Written request » Pick every line with "General" from the material below.

Dataset items »
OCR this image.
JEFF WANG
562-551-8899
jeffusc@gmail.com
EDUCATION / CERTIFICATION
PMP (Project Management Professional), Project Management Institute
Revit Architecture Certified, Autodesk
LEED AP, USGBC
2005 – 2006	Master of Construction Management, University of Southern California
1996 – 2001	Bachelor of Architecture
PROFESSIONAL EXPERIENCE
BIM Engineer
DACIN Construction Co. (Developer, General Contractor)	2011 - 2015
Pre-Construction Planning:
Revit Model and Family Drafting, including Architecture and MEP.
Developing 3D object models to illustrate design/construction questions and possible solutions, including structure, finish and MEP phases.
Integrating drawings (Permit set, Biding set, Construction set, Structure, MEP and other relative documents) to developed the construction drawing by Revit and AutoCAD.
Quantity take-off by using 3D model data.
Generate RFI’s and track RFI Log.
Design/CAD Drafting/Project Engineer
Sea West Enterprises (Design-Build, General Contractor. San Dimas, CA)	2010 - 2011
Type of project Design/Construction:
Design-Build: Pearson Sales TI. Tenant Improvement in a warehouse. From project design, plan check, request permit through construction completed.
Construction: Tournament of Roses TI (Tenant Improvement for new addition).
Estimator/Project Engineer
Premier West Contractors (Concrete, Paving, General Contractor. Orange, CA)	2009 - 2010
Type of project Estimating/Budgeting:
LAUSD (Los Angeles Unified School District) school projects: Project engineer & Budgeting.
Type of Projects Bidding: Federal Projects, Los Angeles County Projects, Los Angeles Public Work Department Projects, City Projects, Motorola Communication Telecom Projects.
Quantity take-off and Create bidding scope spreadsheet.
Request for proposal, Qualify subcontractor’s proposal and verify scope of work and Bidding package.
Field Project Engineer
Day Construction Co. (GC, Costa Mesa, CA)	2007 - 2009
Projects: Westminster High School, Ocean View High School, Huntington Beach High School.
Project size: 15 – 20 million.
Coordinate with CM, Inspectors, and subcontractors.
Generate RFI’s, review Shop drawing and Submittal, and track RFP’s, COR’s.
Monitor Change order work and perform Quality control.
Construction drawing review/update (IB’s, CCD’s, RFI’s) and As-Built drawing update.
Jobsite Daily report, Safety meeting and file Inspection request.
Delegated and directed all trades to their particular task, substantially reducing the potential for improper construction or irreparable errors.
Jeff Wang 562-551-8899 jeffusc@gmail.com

...

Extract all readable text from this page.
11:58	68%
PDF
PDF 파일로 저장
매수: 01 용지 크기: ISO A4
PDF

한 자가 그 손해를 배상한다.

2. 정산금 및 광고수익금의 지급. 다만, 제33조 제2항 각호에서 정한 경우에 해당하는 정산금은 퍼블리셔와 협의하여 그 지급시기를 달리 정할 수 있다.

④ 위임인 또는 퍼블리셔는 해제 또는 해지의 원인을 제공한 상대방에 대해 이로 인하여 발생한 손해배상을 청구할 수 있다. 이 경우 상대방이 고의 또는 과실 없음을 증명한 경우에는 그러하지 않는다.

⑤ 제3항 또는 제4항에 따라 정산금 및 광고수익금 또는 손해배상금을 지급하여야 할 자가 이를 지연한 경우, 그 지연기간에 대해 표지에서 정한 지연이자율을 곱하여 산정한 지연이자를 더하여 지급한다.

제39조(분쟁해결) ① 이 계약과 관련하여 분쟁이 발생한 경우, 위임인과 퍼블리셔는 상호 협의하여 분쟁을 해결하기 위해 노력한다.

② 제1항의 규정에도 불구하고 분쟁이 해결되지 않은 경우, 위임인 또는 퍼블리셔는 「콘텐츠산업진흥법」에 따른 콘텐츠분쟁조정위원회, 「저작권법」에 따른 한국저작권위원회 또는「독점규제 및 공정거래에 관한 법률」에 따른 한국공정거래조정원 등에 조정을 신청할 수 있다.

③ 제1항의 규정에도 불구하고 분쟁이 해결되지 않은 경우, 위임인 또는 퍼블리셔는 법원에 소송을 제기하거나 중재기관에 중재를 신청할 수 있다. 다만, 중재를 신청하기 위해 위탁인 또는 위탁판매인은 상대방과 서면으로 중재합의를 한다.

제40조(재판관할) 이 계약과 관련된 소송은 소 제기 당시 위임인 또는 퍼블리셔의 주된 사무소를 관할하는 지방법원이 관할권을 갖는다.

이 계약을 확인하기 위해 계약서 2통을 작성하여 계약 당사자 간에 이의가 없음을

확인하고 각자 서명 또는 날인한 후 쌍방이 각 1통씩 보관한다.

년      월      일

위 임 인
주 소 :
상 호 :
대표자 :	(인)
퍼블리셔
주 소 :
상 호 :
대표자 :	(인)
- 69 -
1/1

Solution to the problem »
DACIN Construction Co. (Developer, General Contractor)	2011 - 2015
Sea West Enterprises (Design-Build, General Contractor. San Dimas, CA)	2010 - 2011
Premier West Contractors (Concrete, Paving, General Contractor. Orange, CA)	2009 - 2010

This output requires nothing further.